**RECORD LIST:**
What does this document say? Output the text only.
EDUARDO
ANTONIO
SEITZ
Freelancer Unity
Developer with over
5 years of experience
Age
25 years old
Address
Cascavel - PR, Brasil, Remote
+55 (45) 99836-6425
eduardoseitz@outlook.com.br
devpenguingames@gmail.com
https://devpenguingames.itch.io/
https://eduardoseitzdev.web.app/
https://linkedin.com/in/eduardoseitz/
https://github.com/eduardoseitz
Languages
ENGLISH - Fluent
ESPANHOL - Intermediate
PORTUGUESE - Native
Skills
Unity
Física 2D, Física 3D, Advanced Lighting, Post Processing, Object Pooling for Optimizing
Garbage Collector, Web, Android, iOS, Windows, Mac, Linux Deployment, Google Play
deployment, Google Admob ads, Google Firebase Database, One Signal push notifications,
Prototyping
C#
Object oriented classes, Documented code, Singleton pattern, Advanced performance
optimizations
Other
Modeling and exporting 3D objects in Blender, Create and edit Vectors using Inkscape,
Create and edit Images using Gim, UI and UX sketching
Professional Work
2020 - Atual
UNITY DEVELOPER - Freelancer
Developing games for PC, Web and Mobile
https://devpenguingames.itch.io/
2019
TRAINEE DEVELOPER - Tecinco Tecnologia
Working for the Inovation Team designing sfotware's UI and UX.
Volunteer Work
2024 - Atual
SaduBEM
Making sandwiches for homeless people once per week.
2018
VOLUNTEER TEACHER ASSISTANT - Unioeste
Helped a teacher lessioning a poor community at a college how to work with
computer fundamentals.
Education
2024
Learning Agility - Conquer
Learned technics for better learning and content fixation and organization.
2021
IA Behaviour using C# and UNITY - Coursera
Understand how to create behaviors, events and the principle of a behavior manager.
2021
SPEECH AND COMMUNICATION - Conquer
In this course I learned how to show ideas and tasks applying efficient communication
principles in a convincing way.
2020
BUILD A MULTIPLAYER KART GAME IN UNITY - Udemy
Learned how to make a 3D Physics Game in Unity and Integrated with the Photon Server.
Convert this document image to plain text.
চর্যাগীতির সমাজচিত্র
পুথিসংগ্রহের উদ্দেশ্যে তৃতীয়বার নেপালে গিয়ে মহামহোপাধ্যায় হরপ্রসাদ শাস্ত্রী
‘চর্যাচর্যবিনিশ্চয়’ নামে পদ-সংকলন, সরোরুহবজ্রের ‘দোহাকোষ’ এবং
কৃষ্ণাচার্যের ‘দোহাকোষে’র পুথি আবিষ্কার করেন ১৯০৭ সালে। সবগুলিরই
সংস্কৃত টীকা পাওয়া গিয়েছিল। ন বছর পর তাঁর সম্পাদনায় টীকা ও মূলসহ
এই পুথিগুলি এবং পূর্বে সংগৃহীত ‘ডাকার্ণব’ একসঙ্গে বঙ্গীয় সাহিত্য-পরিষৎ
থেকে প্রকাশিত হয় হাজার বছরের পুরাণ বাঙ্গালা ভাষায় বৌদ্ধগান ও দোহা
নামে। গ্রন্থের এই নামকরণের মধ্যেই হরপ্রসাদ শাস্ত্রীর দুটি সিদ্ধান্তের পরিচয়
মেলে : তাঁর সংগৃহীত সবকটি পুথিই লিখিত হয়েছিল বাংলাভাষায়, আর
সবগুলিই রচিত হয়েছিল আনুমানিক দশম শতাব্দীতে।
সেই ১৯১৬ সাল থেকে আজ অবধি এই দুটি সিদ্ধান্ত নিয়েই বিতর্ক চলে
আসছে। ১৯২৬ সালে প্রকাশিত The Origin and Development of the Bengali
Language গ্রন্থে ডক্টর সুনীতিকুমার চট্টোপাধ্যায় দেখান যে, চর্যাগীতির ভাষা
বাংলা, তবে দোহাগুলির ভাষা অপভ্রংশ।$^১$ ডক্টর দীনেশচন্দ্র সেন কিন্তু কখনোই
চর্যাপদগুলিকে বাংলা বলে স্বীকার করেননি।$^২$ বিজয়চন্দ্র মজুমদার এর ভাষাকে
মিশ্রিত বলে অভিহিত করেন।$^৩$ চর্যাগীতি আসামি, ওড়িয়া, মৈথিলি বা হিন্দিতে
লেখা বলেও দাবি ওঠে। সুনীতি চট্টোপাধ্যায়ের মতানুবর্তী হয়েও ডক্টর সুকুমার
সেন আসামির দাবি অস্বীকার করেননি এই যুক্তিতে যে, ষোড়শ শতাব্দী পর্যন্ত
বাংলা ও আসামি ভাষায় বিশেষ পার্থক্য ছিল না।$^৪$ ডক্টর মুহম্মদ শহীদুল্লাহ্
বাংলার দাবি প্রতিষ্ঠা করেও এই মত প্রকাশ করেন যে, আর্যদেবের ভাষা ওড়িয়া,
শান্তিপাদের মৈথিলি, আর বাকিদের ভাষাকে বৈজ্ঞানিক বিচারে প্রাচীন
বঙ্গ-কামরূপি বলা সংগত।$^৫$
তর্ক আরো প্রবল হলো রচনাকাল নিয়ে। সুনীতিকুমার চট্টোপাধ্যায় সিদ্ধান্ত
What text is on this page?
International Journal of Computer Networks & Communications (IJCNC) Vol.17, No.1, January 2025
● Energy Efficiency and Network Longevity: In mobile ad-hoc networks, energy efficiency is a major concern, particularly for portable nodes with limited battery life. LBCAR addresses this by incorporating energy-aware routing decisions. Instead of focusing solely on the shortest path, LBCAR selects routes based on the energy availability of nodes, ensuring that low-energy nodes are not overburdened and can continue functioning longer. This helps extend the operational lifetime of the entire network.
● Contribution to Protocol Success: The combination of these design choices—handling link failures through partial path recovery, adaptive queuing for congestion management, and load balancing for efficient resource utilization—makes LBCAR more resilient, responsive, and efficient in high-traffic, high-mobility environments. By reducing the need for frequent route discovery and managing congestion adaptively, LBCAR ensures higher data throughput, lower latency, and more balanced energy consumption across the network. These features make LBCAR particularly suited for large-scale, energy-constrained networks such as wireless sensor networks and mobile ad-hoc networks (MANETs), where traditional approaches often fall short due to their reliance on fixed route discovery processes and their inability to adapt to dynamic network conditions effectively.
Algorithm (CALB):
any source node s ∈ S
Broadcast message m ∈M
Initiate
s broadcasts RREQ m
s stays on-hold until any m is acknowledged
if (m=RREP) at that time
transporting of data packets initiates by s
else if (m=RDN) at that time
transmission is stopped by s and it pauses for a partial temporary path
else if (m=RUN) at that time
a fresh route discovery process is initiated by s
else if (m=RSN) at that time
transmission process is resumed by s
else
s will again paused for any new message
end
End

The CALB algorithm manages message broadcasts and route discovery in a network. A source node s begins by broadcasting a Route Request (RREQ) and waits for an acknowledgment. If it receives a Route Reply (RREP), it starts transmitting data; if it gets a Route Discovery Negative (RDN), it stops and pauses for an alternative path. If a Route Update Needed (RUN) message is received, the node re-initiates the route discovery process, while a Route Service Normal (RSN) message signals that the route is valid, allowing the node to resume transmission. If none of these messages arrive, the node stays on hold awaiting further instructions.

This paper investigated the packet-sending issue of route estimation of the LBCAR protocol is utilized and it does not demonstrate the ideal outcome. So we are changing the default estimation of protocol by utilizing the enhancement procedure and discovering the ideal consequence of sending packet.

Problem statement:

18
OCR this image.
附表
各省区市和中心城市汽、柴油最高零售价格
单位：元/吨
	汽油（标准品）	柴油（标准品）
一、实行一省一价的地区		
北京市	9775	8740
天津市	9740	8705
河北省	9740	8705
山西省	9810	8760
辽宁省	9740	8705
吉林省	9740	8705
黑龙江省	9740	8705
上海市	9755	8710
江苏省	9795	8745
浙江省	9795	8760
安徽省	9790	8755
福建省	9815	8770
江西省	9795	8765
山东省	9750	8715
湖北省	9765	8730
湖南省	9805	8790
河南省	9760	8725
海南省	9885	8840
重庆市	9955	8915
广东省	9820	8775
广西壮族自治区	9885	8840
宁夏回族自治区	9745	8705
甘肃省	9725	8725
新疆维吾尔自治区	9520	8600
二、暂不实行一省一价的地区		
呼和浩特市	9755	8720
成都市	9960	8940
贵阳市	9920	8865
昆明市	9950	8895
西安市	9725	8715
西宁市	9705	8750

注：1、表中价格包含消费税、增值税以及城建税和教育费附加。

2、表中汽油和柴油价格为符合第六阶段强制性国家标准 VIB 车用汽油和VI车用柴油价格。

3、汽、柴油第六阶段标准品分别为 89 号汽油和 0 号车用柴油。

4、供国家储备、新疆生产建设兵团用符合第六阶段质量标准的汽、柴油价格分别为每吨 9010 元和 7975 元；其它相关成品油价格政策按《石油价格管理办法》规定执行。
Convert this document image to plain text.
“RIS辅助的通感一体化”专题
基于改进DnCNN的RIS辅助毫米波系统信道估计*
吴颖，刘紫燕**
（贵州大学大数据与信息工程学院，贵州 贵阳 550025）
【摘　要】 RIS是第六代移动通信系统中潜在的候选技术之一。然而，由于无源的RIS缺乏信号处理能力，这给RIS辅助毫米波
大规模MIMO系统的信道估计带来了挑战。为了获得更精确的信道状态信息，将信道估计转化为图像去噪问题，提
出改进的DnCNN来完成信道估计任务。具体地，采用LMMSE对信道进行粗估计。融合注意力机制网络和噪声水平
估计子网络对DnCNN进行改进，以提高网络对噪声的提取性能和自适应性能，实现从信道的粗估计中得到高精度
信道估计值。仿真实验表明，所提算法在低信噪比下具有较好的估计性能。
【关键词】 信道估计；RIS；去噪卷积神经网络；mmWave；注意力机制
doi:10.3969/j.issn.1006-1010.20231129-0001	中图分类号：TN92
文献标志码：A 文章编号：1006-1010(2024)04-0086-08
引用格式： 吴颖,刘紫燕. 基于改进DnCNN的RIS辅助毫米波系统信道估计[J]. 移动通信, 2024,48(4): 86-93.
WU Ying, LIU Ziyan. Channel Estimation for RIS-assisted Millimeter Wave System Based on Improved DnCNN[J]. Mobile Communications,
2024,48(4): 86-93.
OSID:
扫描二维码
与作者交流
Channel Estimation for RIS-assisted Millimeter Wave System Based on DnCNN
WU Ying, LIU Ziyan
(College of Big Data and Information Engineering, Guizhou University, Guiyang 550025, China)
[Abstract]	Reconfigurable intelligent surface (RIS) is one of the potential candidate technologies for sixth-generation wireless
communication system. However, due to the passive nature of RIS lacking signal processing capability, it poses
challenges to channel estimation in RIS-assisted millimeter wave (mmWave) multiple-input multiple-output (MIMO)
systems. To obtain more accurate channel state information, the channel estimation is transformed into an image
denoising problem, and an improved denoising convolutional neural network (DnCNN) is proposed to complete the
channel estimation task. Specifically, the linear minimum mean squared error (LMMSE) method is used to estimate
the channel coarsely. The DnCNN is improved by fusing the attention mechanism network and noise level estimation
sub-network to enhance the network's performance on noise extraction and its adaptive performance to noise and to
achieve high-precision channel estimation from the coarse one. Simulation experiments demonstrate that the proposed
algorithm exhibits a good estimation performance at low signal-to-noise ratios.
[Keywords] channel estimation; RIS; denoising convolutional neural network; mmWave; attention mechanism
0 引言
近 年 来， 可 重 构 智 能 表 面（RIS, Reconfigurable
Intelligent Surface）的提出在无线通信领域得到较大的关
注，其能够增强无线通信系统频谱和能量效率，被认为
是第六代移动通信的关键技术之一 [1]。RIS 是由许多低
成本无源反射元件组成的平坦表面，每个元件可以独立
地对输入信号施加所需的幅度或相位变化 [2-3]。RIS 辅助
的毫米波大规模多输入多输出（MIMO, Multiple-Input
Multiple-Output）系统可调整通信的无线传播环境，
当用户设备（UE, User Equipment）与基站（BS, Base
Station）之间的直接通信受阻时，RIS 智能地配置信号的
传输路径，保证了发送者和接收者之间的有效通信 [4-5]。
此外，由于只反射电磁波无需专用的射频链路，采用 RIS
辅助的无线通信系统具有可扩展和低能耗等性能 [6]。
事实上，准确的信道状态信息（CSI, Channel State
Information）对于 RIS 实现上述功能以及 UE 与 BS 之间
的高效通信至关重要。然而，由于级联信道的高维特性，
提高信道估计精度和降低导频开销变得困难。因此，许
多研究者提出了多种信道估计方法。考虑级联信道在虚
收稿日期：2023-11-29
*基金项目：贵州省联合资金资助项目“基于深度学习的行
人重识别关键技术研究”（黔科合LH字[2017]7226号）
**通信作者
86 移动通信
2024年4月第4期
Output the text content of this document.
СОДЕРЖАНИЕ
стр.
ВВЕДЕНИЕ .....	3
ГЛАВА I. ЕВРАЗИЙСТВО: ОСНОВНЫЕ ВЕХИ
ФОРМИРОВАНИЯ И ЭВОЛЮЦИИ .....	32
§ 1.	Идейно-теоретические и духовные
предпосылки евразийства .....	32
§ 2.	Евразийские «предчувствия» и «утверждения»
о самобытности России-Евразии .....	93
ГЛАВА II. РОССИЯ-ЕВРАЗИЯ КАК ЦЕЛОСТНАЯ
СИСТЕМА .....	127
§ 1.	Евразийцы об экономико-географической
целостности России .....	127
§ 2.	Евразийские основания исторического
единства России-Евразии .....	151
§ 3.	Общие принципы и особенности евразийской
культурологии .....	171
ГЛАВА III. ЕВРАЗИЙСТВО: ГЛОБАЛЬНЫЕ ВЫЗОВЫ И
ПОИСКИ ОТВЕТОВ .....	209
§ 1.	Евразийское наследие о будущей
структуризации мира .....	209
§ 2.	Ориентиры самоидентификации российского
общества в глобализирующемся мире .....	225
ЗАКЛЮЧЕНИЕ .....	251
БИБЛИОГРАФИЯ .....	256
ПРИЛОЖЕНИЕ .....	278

**WRITTEN REQUEST:** Return the line that contains "Output the text content of this document." and all lines after it, verbatim, and nothing else.

**EXPECTED OUTPUT:**
Output the text content of this document.
СОДЕРЖАНИЕ
стр.
ВВЕДЕНИЕ .....	3
ГЛАВА I. ЕВРАЗИЙСТВО: ОСНОВНЫЕ ВЕХИ
ФОРМИРОВАНИЯ И ЭВОЛЮЦИИ .....	32
§ 1.	Идейно-теоретические и духовные
предпосылки евразийства .....	32
§ 2.	Евразийские «предчувствия» и «утверждения»
о самобытности России-Евразии .....	93
ГЛАВА II. РОССИЯ-ЕВРАЗИЯ КАК ЦЕЛОСТНАЯ
СИСТЕМА .....	127
§ 1.	Евразийцы об экономико-географической
целостности России .....	127
§ 2.	Евразийские основания исторического
единства России-Евразии .....	151
§ 3.	Общие принципы и особенности евразийской
культурологии .....	171
ГЛАВА III. ЕВРАЗИЙСТВО: ГЛОБАЛЬНЫЕ ВЫЗОВЫ И
ПОИСКИ ОТВЕТОВ .....	209
§ 1.	Евразийское наследие о будущей
структуризации мира .....	209
§ 2.	Ориентиры самоидентификации российского
общества в глобализирующемся мире .....	225
ЗАКЛЮЧЕНИЕ .....	251
БИБЛИОГРАФИЯ .....	256
ПРИЛОЖЕНИЕ .....	278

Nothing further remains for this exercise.